**TASK DESCRIPTION:**
Quote all of the data below exactly, please.

**GIVEN INFORMATION:**
-- begin --

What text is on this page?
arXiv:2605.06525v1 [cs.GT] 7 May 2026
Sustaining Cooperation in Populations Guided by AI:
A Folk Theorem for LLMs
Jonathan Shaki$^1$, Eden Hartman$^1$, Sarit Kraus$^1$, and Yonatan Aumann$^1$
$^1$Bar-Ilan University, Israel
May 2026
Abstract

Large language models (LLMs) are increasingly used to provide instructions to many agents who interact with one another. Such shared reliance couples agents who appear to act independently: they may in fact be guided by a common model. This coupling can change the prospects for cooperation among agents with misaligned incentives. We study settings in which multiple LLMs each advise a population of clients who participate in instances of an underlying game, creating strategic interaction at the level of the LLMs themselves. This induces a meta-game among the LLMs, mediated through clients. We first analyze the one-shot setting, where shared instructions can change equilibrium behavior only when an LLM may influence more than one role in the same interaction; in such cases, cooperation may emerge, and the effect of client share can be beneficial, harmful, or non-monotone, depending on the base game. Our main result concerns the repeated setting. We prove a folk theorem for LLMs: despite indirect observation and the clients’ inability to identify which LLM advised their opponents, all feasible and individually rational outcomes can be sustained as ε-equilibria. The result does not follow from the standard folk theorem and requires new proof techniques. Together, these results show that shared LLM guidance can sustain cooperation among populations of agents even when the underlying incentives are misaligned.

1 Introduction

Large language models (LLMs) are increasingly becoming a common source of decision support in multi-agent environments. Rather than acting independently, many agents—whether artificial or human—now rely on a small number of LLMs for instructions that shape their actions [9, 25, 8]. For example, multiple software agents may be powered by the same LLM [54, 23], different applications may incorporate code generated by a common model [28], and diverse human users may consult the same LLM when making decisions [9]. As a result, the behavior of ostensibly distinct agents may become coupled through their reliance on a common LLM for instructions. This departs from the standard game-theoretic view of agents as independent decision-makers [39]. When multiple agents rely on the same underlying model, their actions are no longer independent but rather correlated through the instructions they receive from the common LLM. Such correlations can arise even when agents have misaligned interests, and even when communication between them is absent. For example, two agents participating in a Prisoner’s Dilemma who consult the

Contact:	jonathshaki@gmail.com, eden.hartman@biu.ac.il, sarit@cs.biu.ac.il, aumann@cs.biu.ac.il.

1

-- end --

**OUTPUT FOR THIS TASK:**
What text is on this page?
arXiv:2605.06525v1 [cs.GT] 7 May 2026
Sustaining Cooperation in Populations Guided by AI:
A Folk Theorem for LLMs
Jonathan Shaki$^1$, Eden Hartman$^1$, Sarit Kraus$^1$, and Yonatan Aumann$^1$
$^1$Bar-Ilan University, Israel
May 2026
Abstract

Large language models (LLMs) are increasingly used to provide instructions to many agents who interact with one another. Such shared reliance couples agents who appear to act independently: they may in fact be guided by a common model. This coupling can change the prospects for cooperation among agents with misaligned incentives. We study settings in which multiple LLMs each advise a population of clients who participate in instances of an underlying game, creating strategic interaction at the level of the LLMs themselves. This induces a meta-game among the LLMs, mediated through clients. We first analyze the one-shot setting, where shared instructions can change equilibrium behavior only when an LLM may influence more than one role in the same interaction; in such cases, cooperation may emerge, and the effect of client share can be beneficial, harmful, or non-monotone, depending on the base game. Our main result concerns the repeated setting. We prove a folk theorem for LLMs: despite indirect observation and the clients’ inability to identify which LLM advised their opponents, all feasible and individually rational outcomes can be sustained as ε-equilibria. The result does not follow from the standard folk theorem and requires new proof techniques. Together, these results show that shared LLM guidance can sustain cooperation among populations of agents even when the underlying incentives are misaligned.

1 Introduction

Large language models (LLMs) are increasingly becoming a common source of decision support in multi-agent environments. Rather than acting independently, many agents—whether artificial or human—now rely on a small number of LLMs for instructions that shape their actions [9, 25, 8]. For example, multiple software agents may be powered by the same LLM [54, 23], different applications may incorporate code generated by a common model [28], and diverse human users may consult the same LLM when making decisions [9]. As a result, the behavior of ostensibly distinct agents may become coupled through their reliance on a common LLM for instructions. This departs from the standard game-theoretic view of agents as independent decision-makers [39]. When multiple agents rely on the same underlying model, their actions are no longer independent but rather correlated through the instructions they receive from the common LLM. Such correlations can arise even when agents have misaligned interests, and even when communication between them is absent. For example, two agents participating in a Prisoner’s Dilemma who consult the

Contact:	jonathshaki@gmail.com, eden.hartman@biu.ac.il, sarit@cs.biu.ac.il, aumann@cs.biu.ac.il.

1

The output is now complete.